╭─ GIVEN INFORMATION
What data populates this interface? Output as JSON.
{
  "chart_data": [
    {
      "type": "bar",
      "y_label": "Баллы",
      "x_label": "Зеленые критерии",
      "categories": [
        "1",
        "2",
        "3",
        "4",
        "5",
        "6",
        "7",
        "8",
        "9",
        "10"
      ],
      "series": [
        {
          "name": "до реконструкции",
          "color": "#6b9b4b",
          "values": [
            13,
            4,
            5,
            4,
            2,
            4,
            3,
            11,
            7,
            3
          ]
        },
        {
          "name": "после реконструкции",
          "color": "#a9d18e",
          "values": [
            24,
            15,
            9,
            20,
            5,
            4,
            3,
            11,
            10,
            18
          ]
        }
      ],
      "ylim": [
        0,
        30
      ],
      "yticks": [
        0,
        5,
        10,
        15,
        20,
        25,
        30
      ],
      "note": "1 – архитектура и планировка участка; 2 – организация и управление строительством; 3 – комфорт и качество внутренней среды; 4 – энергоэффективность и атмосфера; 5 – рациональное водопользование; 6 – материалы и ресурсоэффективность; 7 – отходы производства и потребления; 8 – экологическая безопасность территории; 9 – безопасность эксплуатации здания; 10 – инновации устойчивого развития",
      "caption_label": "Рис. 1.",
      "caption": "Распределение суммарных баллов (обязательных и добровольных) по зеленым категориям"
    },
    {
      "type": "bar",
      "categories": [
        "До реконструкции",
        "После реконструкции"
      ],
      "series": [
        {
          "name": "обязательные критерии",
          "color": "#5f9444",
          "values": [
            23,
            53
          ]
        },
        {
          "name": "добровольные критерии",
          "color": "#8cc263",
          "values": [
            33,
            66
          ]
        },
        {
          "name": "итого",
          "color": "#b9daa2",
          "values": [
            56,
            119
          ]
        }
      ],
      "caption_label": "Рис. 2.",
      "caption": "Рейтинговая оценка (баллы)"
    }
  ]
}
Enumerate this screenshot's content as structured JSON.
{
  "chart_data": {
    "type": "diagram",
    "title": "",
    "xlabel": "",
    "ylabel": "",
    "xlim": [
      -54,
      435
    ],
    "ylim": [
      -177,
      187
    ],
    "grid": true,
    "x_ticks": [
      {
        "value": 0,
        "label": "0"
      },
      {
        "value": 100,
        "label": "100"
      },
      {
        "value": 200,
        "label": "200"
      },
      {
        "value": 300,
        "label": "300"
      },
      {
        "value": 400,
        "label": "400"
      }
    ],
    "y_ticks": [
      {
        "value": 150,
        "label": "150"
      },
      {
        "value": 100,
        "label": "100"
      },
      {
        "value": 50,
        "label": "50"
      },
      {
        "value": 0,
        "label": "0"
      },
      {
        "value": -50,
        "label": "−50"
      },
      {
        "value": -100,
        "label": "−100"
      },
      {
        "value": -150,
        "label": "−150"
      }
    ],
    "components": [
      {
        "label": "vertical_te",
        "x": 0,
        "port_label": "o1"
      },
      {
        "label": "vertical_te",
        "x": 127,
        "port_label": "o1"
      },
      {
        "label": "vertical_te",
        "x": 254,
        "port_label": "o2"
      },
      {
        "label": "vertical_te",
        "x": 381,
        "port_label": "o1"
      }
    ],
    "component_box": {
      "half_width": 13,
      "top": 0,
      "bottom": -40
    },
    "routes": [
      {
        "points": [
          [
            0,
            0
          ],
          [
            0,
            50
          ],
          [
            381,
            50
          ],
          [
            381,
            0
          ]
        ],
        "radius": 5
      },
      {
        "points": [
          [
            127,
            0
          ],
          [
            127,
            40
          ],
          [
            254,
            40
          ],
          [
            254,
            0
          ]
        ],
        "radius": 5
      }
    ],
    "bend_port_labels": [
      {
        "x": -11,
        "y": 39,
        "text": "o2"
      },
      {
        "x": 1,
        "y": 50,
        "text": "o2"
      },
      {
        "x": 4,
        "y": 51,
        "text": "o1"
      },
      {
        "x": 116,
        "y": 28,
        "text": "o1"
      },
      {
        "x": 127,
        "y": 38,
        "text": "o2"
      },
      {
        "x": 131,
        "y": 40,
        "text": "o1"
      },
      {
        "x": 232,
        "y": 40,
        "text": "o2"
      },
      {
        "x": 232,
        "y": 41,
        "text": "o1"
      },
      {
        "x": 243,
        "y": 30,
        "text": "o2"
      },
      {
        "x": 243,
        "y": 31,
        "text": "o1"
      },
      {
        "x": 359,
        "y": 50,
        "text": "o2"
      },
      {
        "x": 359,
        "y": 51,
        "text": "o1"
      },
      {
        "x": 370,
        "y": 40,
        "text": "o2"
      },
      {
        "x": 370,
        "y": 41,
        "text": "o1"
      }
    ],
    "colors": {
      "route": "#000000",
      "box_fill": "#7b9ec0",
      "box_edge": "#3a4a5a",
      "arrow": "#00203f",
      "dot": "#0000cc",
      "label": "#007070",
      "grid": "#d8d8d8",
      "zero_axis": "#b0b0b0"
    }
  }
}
╰─
» **TASK OBJECTIVE**
Your task is to give the records above again, exactly.

» **REPLY TO THE EXERCISE**
What data populates this interface? Output as JSON.
{
  "chart_data": [
    {
      "type": "bar",
      "y_label": "Баллы",
      "x_label": "Зеленые критерии",
      "categories": [
        "1",
        "2",
        "3",
        "4",
        "5",
        "6",
        "7",
        "8",
        "9",
        "10"
      ],
      "series": [
        {
          "name": "до реконструкции",
          "color": "#6b9b4b",
          "values": [
            13,
            4,
            5,
            4,
            2,
            4,
            3,
            11,
            7,
            3
          ]
        },
        {
          "name": "после реконструкции",
          "color": "#a9d18e",
          "values": [
            24,
            15,
            9,
            20,
            5,
            4,
            3,
            11,
            10,
            18
          ]
        }
      ],
      "ylim": [
        0,
        30
      ],
      "yticks": [
        0,
        5,
        10,
        15,
        20,
        25,
        30
      ],
      "note": "1 – архитектура и планировка участка; 2 – организация и управление строительством; 3 – комфорт и качество внутренней среды; 4 – энергоэффективность и атмосфера; 5 – рациональное водопользование; 6 – материалы и ресурсоэффективность; 7 – отходы производства и потребления; 8 – экологическая безопасность территории; 9 – безопасность эксплуатации здания; 10 – инновации устойчивого развития",
      "caption_label": "Рис. 1.",
      "caption": "Распределение суммарных баллов (обязательных и добровольных) по зеленым категориям"
    },
    {
      "type": "bar",
      "categories": [
        "До реконструкции",
        "После реконструкции"
      ],
      "series": [
        {
          "name": "обязательные критерии",
          "color": "#5f9444",
          "values": [
            23,
            53
          ]
        },
        {
          "name": "добровольные критерии",
          "color": "#8cc263",
          "values": [
            33,
            66
          ]
        },
        {
          "name": "итого",
          "color": "#b9daa2",
          "values": [
            56,
            119
          ]
        }
      ],
      "caption_label": "Рис. 2.",
      "caption": "Рейтинговая оценка (баллы)"
    }
  ]
}
Enumerate this screenshot's content as structured JSON.
{
  "chart_data": {
    "type": "diagram",
    "title": "",
    "xlabel": "",
    "ylabel": "",
    "xlim": [
      -54,
      435
    ],
    "ylim": [
      -177,
      187
    ],
    "grid": true,
    "x_ticks": [
      {
        "value": 0,
        "label": "0"
      },
      {
        "value": 100,
        "label": "100"
      },
      {
        "value": 200,
        "label": "200"
      },
      {
        "value": 300,
        "label": "300"
      },
      {
        "value": 400,
        "label": "400"
      }
    ],
    "y_ticks": [
      {
        "value": 150,
        "label": "150"
      },
      {
        "value": 100,
        "label": "100"
      },
      {
        "value": 50,
        "label": "50"
      },
      {
        "value": 0,
        "label": "0"
      },
      {
        "value": -50,
        "label": "−50"
      },
      {
        "value": -100,
        "label": "−100"
      },
      {
        "value": -150,
        "label": "−150"
      }
    ],
    "components": [
      {
        "label": "vertical_te",
        "x": 0,
        "port_label": "o1"
      },
      {
        "label": "vertical_te",
        "x": 127,
        "port_label": "o1"
      },
      {
        "label": "vertical_te",
        "x": 254,
        "port_label": "o2"
      },
      {
        "label": "vertical_te",
        "x": 381,
        "port_label": "o1"
      }
    ],
    "component_box": {
      "half_width": 13,
      "top": 0,
      "bottom": -40
    },
    "routes": [
      {
        "points": [
          [
            0,
            0
          ],
          [
            0,
            50
          ],
          [
            381,
            50
          ],
          [
            381,
            0
          ]
        ],
        "radius": 5
      },
      {
        "points": [
          [
            127,
            0
          ],
          [
            127,
            40
          ],
          [
            254,
            40
          ],
          [
            254,
            0
          ]
        ],
        "radius": 5
      }
    ],
    "bend_port_labels": [
      {
        "x": -11,
        "y": 39,
        "text": "o2"
      },
      {
        "x": 1,
        "y": 50,
        "text": "o2"
      },
      {
        "x": 4,
        "y": 51,
        "text": "o1"
      },
      {
        "x": 116,
        "y": 28,
        "text": "o1"
      },
      {
        "x": 127,
        "y": 38,
        "text": "o2"
      },
      {
        "x": 131,
        "y": 40,
        "text": "o1"
      },
      {
        "x": 232,
        "y": 40,
        "text": "o2"
      },
      {
        "x": 232,
        "y": 41,
        "text": "o1"
      },
      {
        "x": 243,
        "y": 30,
        "text": "o2"
      },
      {
        "x": 243,
        "y": 31,
        "text": "o1"
      },
      {
        "x": 359,
        "y": 50,
        "text": "o2"
      },
      {
        "x": 359,
        "y": 51,
        "text": "o1"
      },
      {
        "x": 370,
        "y": 40,
        "text": "o2"
      },
      {
        "x": 370,
        "y": 41,
        "text": "o1"
      }
    ],
    "colors": {
      "route": "#000000",
      "box_fill": "#7b9ec0",
      "box_edge": "#3a4a5a",
      "arrow": "#00203f",
      "dot": "#0000cc",
      "label": "#007070",
      "grid": "#d8d8d8",
      "zero_axis": "#b0b0b0"
    }
  }
}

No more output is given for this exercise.